=== RECORD EXCERPTS ===

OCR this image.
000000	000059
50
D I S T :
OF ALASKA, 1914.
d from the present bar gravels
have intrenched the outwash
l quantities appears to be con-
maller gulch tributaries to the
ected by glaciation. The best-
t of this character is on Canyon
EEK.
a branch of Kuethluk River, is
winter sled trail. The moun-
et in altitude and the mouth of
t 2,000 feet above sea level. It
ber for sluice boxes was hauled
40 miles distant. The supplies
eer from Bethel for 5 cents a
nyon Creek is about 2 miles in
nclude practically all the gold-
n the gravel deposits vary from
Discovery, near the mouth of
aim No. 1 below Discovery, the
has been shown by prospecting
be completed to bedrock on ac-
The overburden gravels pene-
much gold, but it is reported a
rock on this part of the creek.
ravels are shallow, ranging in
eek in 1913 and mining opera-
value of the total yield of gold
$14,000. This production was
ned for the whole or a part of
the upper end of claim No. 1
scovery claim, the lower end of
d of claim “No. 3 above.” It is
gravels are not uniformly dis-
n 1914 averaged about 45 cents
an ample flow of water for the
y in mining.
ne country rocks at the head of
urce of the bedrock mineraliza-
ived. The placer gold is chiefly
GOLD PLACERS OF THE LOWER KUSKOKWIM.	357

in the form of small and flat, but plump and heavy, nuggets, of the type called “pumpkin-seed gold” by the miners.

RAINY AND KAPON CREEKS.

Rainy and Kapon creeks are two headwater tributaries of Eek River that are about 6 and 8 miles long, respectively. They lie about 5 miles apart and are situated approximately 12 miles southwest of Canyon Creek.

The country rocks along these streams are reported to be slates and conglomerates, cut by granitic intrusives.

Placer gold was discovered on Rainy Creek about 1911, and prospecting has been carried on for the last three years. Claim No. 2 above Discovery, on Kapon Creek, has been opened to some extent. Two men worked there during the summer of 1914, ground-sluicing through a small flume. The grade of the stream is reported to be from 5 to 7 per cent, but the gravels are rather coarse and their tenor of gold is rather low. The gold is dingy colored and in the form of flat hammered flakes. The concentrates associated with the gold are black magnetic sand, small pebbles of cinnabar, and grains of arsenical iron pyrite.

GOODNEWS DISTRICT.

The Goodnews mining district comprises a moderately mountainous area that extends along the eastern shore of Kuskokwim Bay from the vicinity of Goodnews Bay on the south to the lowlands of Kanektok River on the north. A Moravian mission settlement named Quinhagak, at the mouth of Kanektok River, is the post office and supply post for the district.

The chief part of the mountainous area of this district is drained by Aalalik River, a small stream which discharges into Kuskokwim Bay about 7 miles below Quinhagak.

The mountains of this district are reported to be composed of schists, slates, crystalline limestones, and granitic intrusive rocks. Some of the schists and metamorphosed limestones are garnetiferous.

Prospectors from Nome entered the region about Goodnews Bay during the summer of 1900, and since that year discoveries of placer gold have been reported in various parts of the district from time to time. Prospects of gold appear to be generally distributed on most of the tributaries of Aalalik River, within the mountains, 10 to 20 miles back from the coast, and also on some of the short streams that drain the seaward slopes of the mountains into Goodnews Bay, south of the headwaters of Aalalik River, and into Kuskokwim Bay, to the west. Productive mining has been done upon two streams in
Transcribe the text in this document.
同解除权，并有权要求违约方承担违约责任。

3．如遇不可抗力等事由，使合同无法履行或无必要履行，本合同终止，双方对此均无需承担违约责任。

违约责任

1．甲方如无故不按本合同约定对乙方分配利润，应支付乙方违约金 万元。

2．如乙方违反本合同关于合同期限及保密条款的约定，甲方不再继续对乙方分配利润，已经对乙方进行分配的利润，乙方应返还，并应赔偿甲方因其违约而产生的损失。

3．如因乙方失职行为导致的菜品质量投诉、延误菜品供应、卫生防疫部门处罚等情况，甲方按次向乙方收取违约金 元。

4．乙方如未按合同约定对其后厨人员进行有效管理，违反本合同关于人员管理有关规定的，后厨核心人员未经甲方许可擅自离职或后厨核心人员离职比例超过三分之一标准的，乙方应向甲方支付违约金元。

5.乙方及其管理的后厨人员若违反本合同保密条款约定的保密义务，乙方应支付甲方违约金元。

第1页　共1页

===

= AIM =
Include both ends. Return the line holding "Transcribe the text in this document." and all lines after it in the records above, exactly as written.

= SOLUTION FOR THIS PROBLEM =
Transcribe the text in this document.
同解除权，并有权要求违约方承担违约责任。

3．如遇不可抗力等事由，使合同无法履行或无必要履行，本合同终止，双方对此均无需承担违约责任。

违约责任

1．甲方如无故不按本合同约定对乙方分配利润，应支付乙方违约金 万元。

2．如乙方违反本合同关于合同期限及保密条款的约定，甲方不再继续对乙方分配利润，已经对乙方进行分配的利润，乙方应返还，并应赔偿甲方因其违约而产生的损失。

3．如因乙方失职行为导致的菜品质量投诉、延误菜品供应、卫生防疫部门处罚等情况，甲方按次向乙方收取违约金 元。

4．乙方如未按合同约定对其后厨人员进行有效管理，违反本合同关于人员管理有关规定的，后厨核心人员未经甲方许可擅自离职或后厨核心人员离职比例超过三分之一标准的，乙方应向甲方支付违约金元。

5.乙方及其管理的后厨人员若违反本合同保密条款约定的保密义务，乙方应支付甲方违约金元。

第1页　共1页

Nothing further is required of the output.